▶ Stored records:
┌──

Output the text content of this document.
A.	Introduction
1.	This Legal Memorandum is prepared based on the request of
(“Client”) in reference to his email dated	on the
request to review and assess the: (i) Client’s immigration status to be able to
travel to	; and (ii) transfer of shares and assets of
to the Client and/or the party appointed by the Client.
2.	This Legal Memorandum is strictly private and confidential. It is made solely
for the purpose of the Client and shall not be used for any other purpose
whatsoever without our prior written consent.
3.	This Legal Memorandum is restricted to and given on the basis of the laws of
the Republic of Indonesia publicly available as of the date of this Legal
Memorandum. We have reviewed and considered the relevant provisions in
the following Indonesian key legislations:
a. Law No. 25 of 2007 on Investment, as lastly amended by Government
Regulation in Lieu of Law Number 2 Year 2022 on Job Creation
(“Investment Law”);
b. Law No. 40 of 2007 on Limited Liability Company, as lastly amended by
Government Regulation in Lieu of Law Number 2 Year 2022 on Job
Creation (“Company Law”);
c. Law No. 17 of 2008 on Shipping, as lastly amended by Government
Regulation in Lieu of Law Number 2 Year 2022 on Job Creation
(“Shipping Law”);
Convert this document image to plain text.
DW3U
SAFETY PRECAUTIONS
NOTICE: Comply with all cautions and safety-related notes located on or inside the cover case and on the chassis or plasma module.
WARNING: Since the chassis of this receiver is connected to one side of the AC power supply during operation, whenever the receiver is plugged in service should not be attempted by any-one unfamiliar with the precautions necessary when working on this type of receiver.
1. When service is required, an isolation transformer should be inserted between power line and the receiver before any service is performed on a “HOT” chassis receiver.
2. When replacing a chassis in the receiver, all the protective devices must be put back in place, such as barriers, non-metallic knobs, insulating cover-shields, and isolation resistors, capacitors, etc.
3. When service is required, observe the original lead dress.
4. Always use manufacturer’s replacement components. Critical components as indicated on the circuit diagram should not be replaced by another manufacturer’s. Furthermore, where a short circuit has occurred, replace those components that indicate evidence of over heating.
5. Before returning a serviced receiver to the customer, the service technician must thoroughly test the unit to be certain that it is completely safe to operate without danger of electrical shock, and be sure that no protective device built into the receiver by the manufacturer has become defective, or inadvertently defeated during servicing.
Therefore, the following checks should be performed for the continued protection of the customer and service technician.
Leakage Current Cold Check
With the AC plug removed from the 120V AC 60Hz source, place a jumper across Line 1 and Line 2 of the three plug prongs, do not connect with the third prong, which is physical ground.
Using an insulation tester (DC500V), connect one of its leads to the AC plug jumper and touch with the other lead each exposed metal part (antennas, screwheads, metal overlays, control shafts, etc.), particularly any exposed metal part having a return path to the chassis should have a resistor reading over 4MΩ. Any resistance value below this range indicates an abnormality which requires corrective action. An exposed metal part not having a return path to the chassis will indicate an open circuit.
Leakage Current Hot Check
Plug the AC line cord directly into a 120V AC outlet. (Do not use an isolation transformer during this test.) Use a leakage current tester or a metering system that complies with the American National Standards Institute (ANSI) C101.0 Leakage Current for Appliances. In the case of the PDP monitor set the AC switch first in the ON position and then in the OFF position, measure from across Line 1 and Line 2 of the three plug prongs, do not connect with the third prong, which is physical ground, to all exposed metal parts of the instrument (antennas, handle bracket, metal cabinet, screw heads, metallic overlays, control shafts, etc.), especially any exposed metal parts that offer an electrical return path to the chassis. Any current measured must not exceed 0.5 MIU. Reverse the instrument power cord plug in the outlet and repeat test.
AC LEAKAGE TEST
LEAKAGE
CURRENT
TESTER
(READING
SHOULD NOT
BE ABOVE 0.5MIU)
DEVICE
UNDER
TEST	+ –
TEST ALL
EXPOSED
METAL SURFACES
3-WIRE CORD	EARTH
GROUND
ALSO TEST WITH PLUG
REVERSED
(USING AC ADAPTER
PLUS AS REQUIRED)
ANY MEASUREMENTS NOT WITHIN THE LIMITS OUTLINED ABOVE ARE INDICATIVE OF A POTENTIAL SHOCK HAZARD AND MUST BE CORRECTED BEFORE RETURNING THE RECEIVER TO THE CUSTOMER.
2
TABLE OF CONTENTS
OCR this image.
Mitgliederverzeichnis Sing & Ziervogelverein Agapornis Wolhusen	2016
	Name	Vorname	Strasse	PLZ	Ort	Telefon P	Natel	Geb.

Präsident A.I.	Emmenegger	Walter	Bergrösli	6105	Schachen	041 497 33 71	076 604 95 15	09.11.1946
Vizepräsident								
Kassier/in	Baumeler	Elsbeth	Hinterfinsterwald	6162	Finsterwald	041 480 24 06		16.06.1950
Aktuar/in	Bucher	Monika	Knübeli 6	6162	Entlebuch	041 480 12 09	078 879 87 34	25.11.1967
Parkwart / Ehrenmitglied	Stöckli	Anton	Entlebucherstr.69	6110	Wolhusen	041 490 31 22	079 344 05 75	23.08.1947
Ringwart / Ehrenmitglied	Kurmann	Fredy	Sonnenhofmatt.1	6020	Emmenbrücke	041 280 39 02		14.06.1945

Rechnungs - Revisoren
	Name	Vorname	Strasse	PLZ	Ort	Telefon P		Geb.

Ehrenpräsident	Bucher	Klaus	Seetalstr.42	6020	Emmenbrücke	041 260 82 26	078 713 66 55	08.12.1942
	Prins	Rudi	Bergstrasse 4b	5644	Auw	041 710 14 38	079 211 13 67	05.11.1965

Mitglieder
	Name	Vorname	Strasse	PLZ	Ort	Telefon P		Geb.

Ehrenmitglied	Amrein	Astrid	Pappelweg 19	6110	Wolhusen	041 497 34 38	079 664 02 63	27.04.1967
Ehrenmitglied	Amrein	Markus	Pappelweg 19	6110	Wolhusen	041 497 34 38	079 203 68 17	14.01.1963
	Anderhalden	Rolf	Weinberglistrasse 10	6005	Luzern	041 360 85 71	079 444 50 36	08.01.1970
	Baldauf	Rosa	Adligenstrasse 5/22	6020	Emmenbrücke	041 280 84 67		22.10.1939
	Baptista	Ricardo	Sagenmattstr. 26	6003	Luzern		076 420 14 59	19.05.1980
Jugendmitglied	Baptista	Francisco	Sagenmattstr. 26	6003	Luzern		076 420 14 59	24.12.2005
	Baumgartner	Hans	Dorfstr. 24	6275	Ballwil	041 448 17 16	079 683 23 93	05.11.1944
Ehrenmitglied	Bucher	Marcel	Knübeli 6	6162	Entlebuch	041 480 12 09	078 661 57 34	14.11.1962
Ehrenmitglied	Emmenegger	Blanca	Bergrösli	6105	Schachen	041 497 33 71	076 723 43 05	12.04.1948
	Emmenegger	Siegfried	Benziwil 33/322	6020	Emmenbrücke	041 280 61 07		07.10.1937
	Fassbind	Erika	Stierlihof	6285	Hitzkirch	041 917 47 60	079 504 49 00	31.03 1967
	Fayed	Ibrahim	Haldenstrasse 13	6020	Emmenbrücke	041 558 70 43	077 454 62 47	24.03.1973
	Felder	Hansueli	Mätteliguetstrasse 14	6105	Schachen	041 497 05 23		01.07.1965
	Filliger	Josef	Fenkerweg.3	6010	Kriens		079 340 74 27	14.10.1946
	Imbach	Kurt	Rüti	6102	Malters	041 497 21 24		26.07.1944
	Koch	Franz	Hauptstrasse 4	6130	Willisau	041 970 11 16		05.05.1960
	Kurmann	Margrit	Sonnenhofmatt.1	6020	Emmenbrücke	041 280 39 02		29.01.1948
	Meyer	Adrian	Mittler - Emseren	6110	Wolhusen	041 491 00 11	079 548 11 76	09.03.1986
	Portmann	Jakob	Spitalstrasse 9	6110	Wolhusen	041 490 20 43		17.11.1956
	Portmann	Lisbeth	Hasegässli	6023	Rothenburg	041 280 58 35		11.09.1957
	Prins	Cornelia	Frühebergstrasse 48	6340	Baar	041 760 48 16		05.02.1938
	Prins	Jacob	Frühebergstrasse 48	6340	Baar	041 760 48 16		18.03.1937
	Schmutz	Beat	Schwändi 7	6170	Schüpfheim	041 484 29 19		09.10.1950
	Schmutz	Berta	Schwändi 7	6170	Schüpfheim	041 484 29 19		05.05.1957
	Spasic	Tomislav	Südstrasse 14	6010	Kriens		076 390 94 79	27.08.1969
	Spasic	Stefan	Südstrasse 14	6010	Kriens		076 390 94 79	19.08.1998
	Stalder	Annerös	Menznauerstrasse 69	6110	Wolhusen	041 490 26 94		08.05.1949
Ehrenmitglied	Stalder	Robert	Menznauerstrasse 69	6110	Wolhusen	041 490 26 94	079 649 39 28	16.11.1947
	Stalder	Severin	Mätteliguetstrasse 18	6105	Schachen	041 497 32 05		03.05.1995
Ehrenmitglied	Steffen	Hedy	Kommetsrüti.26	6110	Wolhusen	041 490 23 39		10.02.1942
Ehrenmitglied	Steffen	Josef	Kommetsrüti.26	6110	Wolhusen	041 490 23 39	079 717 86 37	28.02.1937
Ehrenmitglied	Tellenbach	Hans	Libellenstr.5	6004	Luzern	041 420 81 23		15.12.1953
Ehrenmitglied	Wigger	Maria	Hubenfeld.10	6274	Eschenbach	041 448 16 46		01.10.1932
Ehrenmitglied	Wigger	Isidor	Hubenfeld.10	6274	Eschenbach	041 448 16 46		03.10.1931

└──

▶ PROMPT: Extract every line containing the string "Luzern" from the data above.

▶ RESPONSE:
	Anderhalden	Rolf	Weinberglistrasse 10	6005	Luzern	041 360 85 71	079 444 50 36	08.01.1970
	Baptista	Ricardo	Sagenmattstr. 26	6003	Luzern		076 420 14 59	19.05.1980
Jugendmitglied	Baptista	Francisco	Sagenmattstr. 26	6003	Luzern		076 420 14 59	24.12.2005
Ehrenmitglied	Tellenbach	Hans	Libellenstr.5	6004	Luzern	041 420 81 23		15.12.1953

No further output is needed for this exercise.